What you are asked to do ->
Retype the whole listing, please, keeping every line exact and dropping the pictures.
Begin
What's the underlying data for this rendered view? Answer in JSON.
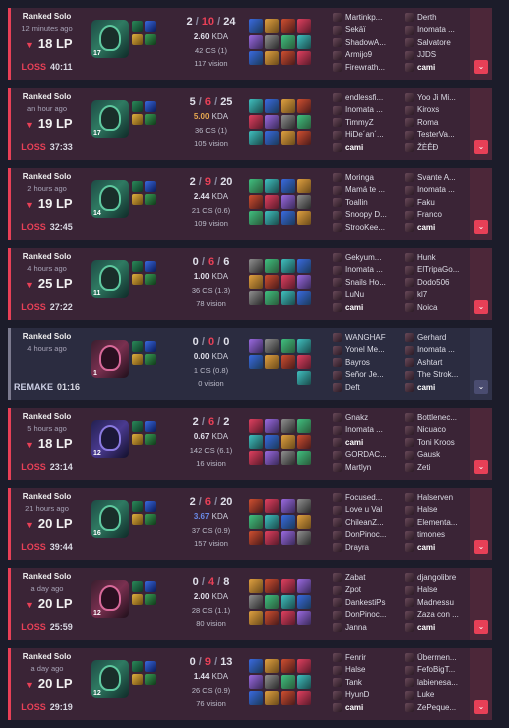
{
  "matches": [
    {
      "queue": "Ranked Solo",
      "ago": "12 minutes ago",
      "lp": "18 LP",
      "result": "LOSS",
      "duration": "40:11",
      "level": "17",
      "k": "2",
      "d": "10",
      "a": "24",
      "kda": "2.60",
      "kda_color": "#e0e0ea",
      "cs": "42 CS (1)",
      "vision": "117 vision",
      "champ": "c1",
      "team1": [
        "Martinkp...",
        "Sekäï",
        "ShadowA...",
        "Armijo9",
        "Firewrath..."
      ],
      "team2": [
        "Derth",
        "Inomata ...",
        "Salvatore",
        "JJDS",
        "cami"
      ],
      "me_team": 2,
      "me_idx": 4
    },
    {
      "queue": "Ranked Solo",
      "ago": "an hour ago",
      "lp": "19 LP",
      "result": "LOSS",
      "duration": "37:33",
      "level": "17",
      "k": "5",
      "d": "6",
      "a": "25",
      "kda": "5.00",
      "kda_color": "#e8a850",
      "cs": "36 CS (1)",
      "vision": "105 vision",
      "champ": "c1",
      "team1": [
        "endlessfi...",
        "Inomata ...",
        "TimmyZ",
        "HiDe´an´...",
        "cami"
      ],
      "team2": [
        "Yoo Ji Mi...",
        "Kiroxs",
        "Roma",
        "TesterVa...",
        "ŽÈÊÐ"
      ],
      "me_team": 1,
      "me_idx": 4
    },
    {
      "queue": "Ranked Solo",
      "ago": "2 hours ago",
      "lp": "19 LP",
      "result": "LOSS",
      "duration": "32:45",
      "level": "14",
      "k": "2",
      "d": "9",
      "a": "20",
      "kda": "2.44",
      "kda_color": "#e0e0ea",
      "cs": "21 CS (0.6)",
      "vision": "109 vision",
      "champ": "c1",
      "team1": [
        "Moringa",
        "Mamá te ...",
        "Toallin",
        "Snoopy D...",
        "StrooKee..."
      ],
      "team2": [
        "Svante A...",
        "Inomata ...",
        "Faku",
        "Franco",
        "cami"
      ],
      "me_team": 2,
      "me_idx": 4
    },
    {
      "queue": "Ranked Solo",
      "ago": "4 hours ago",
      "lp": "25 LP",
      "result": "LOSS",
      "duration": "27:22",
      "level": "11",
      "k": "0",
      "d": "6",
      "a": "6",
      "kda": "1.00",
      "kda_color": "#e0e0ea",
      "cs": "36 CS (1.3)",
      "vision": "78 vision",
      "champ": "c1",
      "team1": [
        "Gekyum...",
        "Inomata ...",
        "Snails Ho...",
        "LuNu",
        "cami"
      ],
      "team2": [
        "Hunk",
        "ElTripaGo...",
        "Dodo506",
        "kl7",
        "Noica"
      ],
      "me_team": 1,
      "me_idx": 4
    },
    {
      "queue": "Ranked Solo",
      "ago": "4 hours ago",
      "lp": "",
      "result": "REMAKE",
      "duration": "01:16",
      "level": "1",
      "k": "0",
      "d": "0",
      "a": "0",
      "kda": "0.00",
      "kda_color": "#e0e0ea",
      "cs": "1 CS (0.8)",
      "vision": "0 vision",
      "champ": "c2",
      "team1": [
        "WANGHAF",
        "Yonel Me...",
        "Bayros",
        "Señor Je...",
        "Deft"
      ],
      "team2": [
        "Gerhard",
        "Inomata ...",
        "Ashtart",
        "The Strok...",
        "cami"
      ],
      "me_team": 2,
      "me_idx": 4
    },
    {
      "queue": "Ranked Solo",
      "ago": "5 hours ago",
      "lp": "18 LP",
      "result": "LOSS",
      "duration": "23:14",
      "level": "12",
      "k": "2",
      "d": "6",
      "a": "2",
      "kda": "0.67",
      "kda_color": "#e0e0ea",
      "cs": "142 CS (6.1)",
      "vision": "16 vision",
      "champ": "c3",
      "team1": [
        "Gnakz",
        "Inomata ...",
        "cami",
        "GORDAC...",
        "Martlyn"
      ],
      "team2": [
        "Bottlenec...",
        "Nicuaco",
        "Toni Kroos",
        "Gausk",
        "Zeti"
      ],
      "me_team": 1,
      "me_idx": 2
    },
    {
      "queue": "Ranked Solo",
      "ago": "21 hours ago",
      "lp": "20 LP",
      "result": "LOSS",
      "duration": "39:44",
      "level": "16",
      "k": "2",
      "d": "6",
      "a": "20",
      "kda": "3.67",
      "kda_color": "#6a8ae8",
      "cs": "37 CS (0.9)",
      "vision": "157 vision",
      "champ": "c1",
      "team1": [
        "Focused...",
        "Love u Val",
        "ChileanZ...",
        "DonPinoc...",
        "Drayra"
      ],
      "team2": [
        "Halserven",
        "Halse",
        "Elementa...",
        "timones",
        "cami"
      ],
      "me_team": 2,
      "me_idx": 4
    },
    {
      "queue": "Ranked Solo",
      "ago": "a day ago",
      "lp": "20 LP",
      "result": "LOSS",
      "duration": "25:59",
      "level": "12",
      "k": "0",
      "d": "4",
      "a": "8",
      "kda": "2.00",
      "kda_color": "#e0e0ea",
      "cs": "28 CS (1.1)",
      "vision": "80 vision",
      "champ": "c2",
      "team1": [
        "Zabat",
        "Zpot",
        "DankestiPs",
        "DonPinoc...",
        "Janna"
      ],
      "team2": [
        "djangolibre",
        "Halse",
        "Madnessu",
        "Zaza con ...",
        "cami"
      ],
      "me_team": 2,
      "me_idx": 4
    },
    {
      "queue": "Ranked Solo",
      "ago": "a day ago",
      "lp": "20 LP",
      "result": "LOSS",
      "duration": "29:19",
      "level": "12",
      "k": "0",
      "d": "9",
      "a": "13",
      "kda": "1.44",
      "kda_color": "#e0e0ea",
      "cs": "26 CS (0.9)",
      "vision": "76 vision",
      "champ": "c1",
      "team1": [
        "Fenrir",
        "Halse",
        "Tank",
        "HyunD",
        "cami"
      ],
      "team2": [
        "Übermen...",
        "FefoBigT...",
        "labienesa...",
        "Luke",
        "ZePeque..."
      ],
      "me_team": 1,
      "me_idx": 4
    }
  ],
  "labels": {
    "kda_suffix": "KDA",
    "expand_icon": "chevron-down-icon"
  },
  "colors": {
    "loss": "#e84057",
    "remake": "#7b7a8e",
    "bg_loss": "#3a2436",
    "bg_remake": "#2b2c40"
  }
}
End
Written solution ->
What's the underlying data for this rendered view? Answer in JSON.
{
  "matches": [
    {
      "queue": "Ranked Solo",
      "ago": "12 minutes ago",
      "lp": "18 LP",
      "result": "LOSS",
      "duration": "40:11",
      "level": "17",
      "k": "2",
      "d": "10",
      "a": "24",
      "kda": "2.60",
      "kda_color": "#e0e0ea",
      "cs": "42 CS (1)",
      "vision": "117 vision",
      "champ": "c1",
      "team1": [
        "Martinkp...",
        "Sekäï",
        "ShadowA...",
        "Armijo9",
        "Firewrath..."
      ],
      "team2": [
        "Derth",
        "Inomata ...",
        "Salvatore",
        "JJDS",
        "cami"
      ],
      "me_team": 2,
      "me_idx": 4
    },
    {
      "queue": "Ranked Solo",
      "ago": "an hour ago",
      "lp": "19 LP",
      "result": "LOSS",
      "duration": "37:33",
      "level": "17",
      "k": "5",
      "d": "6",
      "a": "25",
      "kda": "5.00",
      "kda_color": "#e8a850",
      "cs": "36 CS (1)",
      "vision": "105 vision",
      "champ": "c1",
      "team1": [
        "endlessfi...",
        "Inomata ...",
        "TimmyZ",
        "HiDe´an´...",
        "cami"
      ],
      "team2": [
        "Yoo Ji Mi...",
        "Kiroxs",
        "Roma",
        "TesterVa...",
        "ŽÈÊÐ"
      ],
      "me_team": 1,
      "me_idx": 4
    },
    {
      "queue": "Ranked Solo",
      "ago": "2 hours ago",
      "lp": "19 LP",
      "result": "LOSS",
      "duration": "32:45",
      "level": "14",
      "k": "2",
      "d": "9",
      "a": "20",
      "kda": "2.44",
      "kda_color": "#e0e0ea",
      "cs": "21 CS (0.6)",
      "vision": "109 vision",
      "champ": "c1",
      "team1": [
        "Moringa",
        "Mamá te ...",
        "Toallin",
        "Snoopy D...",
        "StrooKee..."
      ],
      "team2": [
        "Svante A...",
        "Inomata ...",
        "Faku",
        "Franco",
        "cami"
      ],
      "me_team": 2,
      "me_idx": 4
    },
    {
      "queue": "Ranked Solo",
      "ago": "4 hours ago",
      "lp": "25 LP",
      "result": "LOSS",
      "duration": "27:22",
      "level": "11",
      "k": "0",
      "d": "6",
      "a": "6",
      "kda": "1.00",
      "kda_color": "#e0e0ea",
      "cs": "36 CS (1.3)",
      "vision": "78 vision",
      "champ": "c1",
      "team1": [
        "Gekyum...",
        "Inomata ...",
        "Snails Ho...",
        "LuNu",
        "cami"
      ],
      "team2": [
        "Hunk",
        "ElTripaGo...",
        "Dodo506",
        "kl7",
        "Noica"
      ],
      "me_team": 1,
      "me_idx": 4
    },
    {
      "queue": "Ranked Solo",
      "ago": "4 hours ago",
      "lp": "",
      "result": "REMAKE",
      "duration": "01:16",
      "level": "1",
      "k": "0",
      "d": "0",
      "a": "0",
      "kda": "0.00",
      "kda_color": "#e0e0ea",
      "cs": "1 CS (0.8)",
      "vision": "0 vision",
      "champ": "c2",
      "team1": [
        "WANGHAF",
        "Yonel Me...",
        "Bayros",
        "Señor Je...",
        "Deft"
      ],
      "team2": [
        "Gerhard",
        "Inomata ...",
        "Ashtart",
        "The Strok...",
        "cami"
      ],
      "me_team": 2,
      "me_idx": 4
    },
    {
      "queue": "Ranked Solo",
      "ago": "5 hours ago",
      "lp": "18 LP",
      "result": "LOSS",
      "duration": "23:14",
      "level": "12",
      "k": "2",
      "d": "6",
      "a": "2",
      "kda": "0.67",
      "kda_color": "#e0e0ea",
      "cs": "142 CS (6.1)",
      "vision": "16 vision",
      "champ": "c3",
      "team1": [
        "Gnakz",
        "Inomata ...",
        "cami",
        "GORDAC...",
        "Martlyn"
      ],
      "team2": [
        "Bottlenec...",
        "Nicuaco",
        "Toni Kroos",
        "Gausk",
        "Zeti"
      ],
      "me_team": 1,
      "me_idx": 2
    },
    {
      "queue": "Ranked Solo",
      "ago": "21 hours ago",
      "lp": "20 LP",
      "result": "LOSS",
      "duration": "39:44",
      "level": "16",
      "k": "2",
      "d": "6",
      "a": "20",
      "kda": "3.67",
      "kda_color": "#6a8ae8",
      "cs": "37 CS (0.9)",
      "vision": "157 vision",
      "champ": "c1",
      "team1": [
        "Focused...",
        "Love u Val",
        "ChileanZ...",
        "DonPinoc...",
        "Drayra"
      ],
      "team2": [
        "Halserven",
        "Halse",
        "Elementa...",
        "timones",
        "cami"
      ],
      "me_team": 2,
      "me_idx": 4
    },
    {
      "queue": "Ranked Solo",
      "ago": "a day ago",
      "lp": "20 LP",
      "result": "LOSS",
      "duration": "25:59",
      "level": "12",
      "k": "0",
      "d": "4",
      "a": "8",
      "kda": "2.00",
      "kda_color": "#e0e0ea",
      "cs": "28 CS (1.1)",
      "vision": "80 vision",
      "champ": "c2",
      "team1": [
        "Zabat",
        "Zpot",
        "DankestiPs",
        "DonPinoc...",
        "Janna"
      ],
      "team2": [
        "djangolibre",
        "Halse",
        "Madnessu",
        "Zaza con ...",
        "cami"
      ],
      "me_team": 2,
      "me_idx": 4
    },
    {
      "queue": "Ranked Solo",
      "ago": "a day ago",
      "lp": "20 LP",
      "result": "LOSS",
      "duration": "29:19",
      "level": "12",
      "k": "0",
      "d": "9",
      "a": "13",
      "kda": "1.44",
      "kda_color": "#e0e0ea",
      "cs": "26 CS (0.9)",
      "vision": "76 vision",
      "champ": "c1",
      "team1": [
        "Fenrir",
        "Halse",
        "Tank",
        "HyunD",
        "cami"
      ],
      "team2": [
        "Übermen...",
        "FefoBigT...",
        "labienesa...",
        "Luke",
        "ZePeque..."
      ],
      "me_team": 1,
      "me_idx": 4
    }
  ],
  "labels": {
    "kda_suffix": "KDA",
    "expand_icon": "chevron-down-icon"
  },
  "colors": {
    "loss": "#e84057",
    "remake": "#7b7a8e",
    "bg_loss": "#3a2436",
    "bg_remake": "#2b2c40"
  }
}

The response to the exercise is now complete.